:: Source document ::

I've been on the 'net longer that some of you've been ALIVE.
arjei
arjei
Ranty McRanterson.
After nearly three decades on this planet, dealing with whatever life has tossed at me, (Whether it was my fault or not.) I would like to believe that I have become somewhat knowledgeable and/or opinionated on somethings. War, peace, money, yada yada yada. But I'm a quite, resevered kind of guy, and usually someone else says what I would've said anyway. However, one thing does come up every so often that makes me go "... Okay, I want to say something about this, regardless of what has came before." And this thing came to the front yet again, and since it currently has the religious right is frothing at the mouth but Phelps and the WBC brood hasn't crawl out from under their rock yet...

Here is Robert Jason Bachler's (aka: ME) stance on homosexuality.

... Why should you give a crap what is happening in someone's bed if you are not in it?

Seriously, if two or more consenting adults were drilling for love, and I was in he same bed, I'd be kind of pissed. Either because I was trying to sleep, or I wasn't involved with the sex. If they're not in the same sleeping apparatus as you, there's really no reason to be care... Unless you have paper thin walls, and that's a whole different thing to be pissed about.

Note: I said consenting adults. If someone is raping someone else, or screwing a kid, then you should care what the hell is going on. But if it's a 30 year old woman and a 70 year old guy, or two 20-something guys, or a couple of 50+ women going at it because they love each other, then stay out of it.

"Oh, but it's wrong! And it my duty as a proper Christian and an upstanding citizen to deter it!"

No, you want to see what's going on in someone else's bed. That's not being a "proper Christian" or a "upstanding American." That makes you peeping tom, which classifies you as a fucking pervert.

Besides, does anyone gay want to know what's going on in a straight couple's bed? Most likely not.

"Oh, but they are the GAY. And they might spread the GAY to others. And then it will be a GAY epidemic!"

Oh God, not the GAY! That means I may get a decent floral arrangement in my living room! And it'll be all the GAY's fault for beautifying my stuff!

A disease is usually caused by some outside influence. Cancer causing thing, radiation, bacteria... So is the GAY a virii with leather chaps on? A homoray? (Maybe there is one to test the Gaydar... ;p) I mean come on, a disease either had or has the chance of killing someone. And when's the last time you've heard someone dying simply because they were gay? ... Well, minus the hate crimes.

:::
:: Listed entries ::

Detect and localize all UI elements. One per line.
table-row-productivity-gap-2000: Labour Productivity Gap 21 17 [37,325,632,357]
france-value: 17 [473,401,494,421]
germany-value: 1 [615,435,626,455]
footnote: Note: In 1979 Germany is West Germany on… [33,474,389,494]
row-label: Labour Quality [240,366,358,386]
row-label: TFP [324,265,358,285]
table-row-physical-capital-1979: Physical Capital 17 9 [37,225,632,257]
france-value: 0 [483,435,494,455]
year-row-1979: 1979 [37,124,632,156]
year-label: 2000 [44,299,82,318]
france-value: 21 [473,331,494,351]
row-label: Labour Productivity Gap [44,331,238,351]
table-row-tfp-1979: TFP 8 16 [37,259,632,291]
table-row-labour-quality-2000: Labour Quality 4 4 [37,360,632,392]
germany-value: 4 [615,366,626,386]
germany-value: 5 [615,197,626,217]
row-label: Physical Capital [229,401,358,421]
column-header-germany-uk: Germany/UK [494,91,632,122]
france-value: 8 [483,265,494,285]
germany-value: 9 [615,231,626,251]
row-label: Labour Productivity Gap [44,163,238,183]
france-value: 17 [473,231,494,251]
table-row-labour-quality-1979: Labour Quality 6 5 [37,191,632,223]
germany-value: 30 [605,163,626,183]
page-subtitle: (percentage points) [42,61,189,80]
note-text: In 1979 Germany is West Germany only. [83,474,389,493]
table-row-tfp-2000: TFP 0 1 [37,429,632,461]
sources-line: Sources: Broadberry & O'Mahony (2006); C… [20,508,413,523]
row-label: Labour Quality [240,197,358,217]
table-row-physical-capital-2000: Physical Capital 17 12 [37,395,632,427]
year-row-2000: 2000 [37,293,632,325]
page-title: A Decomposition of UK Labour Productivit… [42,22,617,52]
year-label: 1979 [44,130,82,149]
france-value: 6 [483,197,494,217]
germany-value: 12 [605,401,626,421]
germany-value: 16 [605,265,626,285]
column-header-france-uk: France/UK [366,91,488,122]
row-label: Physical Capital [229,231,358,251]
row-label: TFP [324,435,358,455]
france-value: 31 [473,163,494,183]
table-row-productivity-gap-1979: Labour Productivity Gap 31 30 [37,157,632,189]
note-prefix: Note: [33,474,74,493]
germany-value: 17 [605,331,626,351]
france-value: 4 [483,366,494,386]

:::

» Required action 1
List every pairing of consenting adults that the post on homosexuality gives as examples of people whose love life others should stay out of.
» Required action 2
Answer these questions from the post on homosexuality:
(a) How long does the author say he has been on this planet?
(b) What full name does the author give for himself?
(c) What two reasons does he give for being annoyed if consenting adults were having sex in the same bed he was in?
» Required action 3
Quote the part of the post on homosexuality that opens with the words containing "Here is Robert" and closes with "are not in it?".

» Exercise output 1
- a 30 year old woman and a 70 year old guy
- two 20-something guys
- a couple of 50+ women

» Exercise output 2
(a) Nearly three decades.
(b) Robert Jason Bachler.
(c) He was trying to sleep, or he wasn't involved with the sex.

» Exercise output 3
Here is Robert Jason Bachler's (aka: ME) stance on homosexuality.

... Why should you give a crap what is happening in someone's bed if you are not in it?